----- Supplied material -----
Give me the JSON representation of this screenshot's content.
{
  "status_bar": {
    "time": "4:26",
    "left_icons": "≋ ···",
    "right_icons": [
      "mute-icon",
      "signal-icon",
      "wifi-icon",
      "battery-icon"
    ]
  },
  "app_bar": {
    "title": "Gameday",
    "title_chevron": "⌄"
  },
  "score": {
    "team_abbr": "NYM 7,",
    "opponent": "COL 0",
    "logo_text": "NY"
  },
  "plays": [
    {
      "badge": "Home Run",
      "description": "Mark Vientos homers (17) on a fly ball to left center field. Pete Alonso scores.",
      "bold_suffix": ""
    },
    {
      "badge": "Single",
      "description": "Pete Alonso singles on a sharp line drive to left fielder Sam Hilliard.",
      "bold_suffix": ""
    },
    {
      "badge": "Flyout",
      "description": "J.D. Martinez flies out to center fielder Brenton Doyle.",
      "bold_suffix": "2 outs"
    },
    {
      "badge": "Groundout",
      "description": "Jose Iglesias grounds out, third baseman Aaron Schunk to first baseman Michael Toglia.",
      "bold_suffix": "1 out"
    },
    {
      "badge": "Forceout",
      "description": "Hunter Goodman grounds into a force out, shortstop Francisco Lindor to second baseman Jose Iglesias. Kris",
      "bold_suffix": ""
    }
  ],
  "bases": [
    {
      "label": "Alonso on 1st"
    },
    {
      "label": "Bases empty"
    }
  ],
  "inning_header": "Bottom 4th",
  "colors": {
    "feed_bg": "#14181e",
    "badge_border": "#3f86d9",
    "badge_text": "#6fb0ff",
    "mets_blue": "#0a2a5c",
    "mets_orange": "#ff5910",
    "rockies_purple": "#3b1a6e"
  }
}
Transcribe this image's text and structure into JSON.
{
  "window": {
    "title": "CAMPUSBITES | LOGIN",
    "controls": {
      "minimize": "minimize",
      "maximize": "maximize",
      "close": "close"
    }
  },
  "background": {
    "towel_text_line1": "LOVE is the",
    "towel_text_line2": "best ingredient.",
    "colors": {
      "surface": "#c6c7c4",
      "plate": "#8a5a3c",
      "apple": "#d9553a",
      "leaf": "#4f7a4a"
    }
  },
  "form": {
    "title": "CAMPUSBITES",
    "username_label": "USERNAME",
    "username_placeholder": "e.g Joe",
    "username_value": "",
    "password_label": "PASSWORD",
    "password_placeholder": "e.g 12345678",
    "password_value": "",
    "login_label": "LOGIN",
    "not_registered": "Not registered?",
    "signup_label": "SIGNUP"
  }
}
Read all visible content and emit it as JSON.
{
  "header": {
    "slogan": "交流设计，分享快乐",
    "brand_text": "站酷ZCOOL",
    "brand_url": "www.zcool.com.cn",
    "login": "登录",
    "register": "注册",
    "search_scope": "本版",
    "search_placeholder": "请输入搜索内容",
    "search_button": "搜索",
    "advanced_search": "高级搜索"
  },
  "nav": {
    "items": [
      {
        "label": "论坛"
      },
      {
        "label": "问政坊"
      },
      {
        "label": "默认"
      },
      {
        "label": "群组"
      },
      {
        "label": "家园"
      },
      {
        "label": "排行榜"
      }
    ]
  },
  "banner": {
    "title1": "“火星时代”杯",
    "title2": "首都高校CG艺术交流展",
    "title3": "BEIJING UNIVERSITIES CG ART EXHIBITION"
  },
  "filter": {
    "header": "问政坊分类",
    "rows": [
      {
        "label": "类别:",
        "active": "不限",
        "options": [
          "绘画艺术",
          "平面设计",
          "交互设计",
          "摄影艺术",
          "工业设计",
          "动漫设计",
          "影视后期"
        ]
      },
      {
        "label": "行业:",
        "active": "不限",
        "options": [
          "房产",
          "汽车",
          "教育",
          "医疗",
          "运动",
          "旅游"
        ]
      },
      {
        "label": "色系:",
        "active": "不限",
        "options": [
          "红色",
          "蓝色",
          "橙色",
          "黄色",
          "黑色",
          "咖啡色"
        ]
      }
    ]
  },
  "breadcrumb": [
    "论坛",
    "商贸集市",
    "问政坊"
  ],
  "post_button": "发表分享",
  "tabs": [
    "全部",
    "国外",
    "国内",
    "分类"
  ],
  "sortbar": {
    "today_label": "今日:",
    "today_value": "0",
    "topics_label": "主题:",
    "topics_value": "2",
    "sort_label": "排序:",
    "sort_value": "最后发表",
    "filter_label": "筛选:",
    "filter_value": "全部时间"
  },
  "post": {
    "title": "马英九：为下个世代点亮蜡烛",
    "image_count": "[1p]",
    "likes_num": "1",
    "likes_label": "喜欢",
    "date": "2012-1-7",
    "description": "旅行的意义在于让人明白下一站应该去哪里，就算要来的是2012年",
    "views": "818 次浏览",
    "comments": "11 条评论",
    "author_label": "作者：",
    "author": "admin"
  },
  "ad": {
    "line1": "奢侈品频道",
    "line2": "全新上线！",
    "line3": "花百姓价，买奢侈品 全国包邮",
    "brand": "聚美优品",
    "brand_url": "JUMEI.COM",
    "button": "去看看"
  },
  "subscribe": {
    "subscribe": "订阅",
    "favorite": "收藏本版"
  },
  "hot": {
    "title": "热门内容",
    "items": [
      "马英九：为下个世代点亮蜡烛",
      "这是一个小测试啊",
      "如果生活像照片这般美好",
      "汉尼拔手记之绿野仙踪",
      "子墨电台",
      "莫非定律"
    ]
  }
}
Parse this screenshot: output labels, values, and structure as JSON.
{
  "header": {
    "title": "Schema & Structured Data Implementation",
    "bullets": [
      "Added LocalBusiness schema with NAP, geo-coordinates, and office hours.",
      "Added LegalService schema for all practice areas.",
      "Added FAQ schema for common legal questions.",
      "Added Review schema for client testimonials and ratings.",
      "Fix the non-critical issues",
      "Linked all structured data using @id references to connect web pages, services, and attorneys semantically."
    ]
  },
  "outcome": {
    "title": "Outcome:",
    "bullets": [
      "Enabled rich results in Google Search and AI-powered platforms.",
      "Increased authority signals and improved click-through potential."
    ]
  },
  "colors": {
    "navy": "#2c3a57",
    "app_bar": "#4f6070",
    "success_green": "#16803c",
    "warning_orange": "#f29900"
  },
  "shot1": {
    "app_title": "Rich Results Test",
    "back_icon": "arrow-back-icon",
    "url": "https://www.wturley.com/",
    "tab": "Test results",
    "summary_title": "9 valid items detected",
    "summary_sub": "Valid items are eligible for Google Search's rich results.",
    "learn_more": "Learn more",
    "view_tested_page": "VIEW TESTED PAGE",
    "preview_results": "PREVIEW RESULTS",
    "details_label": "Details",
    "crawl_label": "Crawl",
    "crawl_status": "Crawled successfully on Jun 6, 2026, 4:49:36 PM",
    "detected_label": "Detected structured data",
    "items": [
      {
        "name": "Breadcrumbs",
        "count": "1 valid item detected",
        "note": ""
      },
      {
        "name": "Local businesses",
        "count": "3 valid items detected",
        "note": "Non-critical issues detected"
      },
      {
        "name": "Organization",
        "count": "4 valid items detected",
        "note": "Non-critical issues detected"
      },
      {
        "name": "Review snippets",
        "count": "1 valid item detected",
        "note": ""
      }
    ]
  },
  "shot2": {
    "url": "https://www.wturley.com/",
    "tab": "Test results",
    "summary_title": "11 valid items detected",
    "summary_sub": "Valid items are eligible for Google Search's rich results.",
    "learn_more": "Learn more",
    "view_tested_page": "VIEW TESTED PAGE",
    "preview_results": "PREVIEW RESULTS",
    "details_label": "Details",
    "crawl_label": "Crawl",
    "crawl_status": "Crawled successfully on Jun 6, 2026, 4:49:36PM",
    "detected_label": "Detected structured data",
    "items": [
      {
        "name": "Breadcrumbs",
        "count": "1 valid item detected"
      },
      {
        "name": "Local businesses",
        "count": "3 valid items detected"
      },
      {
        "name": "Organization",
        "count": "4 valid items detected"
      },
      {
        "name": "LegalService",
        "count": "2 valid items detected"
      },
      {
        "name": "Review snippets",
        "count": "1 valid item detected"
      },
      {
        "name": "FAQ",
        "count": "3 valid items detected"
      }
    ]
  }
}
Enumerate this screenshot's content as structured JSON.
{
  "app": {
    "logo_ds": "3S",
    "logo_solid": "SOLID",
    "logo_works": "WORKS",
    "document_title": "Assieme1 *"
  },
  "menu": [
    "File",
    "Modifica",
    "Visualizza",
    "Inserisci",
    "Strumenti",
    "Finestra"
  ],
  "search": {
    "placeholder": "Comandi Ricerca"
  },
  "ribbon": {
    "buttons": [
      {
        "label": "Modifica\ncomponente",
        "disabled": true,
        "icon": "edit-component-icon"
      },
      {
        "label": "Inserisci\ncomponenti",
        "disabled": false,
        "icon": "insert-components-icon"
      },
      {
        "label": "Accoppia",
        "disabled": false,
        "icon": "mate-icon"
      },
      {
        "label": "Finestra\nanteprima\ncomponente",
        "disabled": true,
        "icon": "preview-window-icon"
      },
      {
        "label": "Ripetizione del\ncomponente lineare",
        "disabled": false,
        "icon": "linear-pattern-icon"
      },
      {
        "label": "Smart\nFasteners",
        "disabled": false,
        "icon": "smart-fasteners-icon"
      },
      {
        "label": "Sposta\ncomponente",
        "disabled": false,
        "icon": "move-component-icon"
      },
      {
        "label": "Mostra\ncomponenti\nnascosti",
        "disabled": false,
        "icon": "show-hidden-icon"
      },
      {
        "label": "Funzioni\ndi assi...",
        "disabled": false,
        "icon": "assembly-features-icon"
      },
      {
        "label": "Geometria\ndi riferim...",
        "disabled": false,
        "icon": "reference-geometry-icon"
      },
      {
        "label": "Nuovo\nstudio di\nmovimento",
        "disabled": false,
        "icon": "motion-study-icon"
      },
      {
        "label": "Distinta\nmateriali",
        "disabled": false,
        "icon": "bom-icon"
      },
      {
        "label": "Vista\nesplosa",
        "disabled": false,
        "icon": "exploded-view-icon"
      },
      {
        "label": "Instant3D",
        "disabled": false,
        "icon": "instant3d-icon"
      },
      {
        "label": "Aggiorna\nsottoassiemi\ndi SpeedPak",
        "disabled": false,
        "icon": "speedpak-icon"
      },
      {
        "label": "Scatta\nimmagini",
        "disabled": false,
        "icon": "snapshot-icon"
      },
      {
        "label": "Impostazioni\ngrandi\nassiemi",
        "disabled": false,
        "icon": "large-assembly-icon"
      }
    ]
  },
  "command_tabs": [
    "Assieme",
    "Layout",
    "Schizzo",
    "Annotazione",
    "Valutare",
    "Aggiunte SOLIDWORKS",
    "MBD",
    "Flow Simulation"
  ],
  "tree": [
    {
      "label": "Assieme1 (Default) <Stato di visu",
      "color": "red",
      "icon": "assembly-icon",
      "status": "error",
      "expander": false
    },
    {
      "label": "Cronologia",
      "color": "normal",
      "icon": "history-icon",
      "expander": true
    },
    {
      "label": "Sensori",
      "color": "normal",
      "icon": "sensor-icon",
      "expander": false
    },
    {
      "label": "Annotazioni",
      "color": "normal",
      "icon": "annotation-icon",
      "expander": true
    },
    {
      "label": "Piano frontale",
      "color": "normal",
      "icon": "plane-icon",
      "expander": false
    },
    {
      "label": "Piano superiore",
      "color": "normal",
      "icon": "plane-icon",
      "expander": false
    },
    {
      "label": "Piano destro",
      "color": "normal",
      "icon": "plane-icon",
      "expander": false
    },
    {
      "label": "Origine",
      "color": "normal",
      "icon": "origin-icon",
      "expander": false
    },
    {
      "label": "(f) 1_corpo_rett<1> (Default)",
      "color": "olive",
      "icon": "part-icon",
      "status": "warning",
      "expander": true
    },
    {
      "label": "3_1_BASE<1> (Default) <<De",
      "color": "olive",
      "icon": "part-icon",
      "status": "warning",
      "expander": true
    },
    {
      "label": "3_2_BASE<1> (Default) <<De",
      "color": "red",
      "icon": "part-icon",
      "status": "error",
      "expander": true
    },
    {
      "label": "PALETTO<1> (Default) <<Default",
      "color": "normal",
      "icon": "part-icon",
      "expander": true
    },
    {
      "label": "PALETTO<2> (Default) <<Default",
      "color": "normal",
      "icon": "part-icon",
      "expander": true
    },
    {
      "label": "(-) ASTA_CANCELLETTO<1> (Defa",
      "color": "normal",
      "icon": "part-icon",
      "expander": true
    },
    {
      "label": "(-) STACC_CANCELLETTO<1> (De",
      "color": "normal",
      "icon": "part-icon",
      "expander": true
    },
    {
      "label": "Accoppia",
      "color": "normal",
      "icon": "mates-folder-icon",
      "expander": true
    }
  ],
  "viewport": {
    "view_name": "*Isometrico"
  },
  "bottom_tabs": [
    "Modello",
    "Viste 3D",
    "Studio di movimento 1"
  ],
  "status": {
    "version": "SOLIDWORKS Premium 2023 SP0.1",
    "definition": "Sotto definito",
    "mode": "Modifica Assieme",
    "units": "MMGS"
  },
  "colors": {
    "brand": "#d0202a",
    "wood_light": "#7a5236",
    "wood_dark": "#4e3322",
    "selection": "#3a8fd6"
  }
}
-----
__Written request__
Scan the entries above. Copy each line that has the string "Finestra".

__Output for this task__
    "Finestra"
        "label": "Finestra\nanteprima\ncomponente",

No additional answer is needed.